• [Written request]
Scan the records for the string "marker"; copy each line where it occurs.

━━━━━ Excerpted records ━━━━━

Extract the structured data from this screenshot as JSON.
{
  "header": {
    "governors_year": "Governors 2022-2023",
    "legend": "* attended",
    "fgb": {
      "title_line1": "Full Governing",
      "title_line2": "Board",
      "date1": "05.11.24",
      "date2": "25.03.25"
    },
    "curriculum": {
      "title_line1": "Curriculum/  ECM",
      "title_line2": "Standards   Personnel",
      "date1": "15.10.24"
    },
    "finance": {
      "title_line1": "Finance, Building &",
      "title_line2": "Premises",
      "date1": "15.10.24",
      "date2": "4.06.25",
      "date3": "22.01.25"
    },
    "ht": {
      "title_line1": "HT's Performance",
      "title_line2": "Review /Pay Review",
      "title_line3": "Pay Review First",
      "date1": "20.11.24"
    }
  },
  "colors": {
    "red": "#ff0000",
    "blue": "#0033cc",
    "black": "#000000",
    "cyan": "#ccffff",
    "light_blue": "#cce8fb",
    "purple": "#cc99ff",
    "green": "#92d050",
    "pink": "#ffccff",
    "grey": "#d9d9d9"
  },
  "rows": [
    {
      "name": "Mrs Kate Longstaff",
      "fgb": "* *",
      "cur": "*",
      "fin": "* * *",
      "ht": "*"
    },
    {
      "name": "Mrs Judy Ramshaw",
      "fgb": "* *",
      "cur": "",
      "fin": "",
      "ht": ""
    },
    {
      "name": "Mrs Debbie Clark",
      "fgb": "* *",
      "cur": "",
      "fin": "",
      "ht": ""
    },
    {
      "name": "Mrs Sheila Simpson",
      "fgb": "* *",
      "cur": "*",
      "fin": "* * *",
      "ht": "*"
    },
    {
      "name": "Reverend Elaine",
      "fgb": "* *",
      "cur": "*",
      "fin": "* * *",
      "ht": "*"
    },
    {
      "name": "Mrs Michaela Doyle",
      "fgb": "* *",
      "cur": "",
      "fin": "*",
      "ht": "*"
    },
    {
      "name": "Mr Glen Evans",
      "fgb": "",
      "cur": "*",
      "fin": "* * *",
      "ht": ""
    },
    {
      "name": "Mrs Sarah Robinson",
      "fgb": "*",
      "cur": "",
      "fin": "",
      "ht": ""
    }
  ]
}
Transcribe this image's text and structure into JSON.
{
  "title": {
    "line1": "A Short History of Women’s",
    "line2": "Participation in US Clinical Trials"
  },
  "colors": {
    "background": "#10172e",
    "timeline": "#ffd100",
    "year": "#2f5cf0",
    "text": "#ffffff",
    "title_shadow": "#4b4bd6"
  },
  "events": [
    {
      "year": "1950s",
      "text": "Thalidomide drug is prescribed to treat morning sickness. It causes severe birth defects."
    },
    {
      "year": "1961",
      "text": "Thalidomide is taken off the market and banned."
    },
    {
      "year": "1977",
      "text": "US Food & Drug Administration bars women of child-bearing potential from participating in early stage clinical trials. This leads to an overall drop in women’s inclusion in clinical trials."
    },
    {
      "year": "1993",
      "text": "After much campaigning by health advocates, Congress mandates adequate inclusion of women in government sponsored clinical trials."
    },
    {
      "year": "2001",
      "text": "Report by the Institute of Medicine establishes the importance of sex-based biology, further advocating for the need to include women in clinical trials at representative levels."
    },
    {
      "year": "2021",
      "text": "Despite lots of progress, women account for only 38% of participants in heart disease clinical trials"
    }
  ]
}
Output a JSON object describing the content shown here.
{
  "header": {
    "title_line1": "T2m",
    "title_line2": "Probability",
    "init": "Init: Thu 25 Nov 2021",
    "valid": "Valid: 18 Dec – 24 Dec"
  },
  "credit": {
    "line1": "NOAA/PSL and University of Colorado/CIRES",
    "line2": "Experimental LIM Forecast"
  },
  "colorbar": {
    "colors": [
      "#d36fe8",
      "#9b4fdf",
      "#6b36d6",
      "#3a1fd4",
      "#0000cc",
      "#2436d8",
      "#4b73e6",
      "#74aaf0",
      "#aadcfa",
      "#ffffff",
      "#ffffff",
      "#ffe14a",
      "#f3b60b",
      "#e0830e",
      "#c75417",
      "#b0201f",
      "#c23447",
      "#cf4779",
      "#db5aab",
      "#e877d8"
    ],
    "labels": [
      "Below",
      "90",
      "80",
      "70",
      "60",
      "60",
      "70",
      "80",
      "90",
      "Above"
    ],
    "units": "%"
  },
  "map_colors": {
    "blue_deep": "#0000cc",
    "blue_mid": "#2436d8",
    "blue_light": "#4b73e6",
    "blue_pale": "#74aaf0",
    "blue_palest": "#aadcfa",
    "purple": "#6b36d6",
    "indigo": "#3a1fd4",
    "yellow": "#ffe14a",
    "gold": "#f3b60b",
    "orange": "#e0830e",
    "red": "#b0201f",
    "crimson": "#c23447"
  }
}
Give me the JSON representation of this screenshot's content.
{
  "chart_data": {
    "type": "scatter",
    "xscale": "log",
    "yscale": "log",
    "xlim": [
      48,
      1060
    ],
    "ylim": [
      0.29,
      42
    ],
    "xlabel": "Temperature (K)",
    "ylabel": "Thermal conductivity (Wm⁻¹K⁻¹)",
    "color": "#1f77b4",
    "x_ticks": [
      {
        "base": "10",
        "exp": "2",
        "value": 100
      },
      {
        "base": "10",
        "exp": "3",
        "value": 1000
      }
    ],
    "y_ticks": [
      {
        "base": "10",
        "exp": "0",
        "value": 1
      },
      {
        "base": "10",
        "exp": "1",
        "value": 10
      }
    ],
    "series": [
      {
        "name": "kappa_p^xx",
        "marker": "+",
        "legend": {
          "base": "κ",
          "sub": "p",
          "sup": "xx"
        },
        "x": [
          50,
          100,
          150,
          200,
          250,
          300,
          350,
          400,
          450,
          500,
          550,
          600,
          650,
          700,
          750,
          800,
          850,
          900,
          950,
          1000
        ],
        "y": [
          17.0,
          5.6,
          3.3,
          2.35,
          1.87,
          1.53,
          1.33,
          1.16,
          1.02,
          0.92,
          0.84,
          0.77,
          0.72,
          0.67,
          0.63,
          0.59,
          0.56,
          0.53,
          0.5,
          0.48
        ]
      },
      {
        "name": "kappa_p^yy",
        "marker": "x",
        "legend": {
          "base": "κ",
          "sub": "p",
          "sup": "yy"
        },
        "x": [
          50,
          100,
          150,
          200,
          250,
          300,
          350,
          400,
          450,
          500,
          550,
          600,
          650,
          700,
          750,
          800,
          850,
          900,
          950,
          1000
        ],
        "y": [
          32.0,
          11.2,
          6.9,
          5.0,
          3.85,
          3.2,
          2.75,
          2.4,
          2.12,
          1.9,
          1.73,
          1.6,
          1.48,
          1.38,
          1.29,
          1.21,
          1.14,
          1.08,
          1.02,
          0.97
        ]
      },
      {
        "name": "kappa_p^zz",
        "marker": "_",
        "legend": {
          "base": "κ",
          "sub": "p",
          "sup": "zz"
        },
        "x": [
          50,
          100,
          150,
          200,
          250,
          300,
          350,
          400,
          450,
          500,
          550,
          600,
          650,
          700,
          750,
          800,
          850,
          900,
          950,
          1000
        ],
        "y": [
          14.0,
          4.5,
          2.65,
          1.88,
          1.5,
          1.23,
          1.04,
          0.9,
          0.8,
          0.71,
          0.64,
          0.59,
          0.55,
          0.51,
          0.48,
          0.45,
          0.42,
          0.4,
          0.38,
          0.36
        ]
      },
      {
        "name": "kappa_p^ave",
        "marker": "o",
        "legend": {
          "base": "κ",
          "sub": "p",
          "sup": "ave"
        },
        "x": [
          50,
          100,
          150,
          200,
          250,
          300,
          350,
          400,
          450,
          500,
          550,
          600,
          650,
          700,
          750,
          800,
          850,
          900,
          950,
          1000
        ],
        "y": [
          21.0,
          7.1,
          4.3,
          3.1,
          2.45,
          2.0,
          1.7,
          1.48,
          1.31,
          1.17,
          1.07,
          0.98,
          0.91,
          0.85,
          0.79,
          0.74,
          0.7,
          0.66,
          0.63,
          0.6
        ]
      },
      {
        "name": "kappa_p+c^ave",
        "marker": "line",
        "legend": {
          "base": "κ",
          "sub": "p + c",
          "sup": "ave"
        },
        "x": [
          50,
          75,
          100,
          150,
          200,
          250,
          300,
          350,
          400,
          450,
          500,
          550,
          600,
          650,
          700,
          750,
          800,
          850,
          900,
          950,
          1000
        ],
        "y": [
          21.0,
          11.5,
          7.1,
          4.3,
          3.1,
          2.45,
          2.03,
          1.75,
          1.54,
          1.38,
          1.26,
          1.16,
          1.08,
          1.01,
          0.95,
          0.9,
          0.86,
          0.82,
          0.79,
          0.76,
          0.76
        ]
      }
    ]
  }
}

━━━━━

• [Task result]
        "marker": "+",
        "marker": "x",
        "marker": "_",
        "marker": "o",
        "marker": "line",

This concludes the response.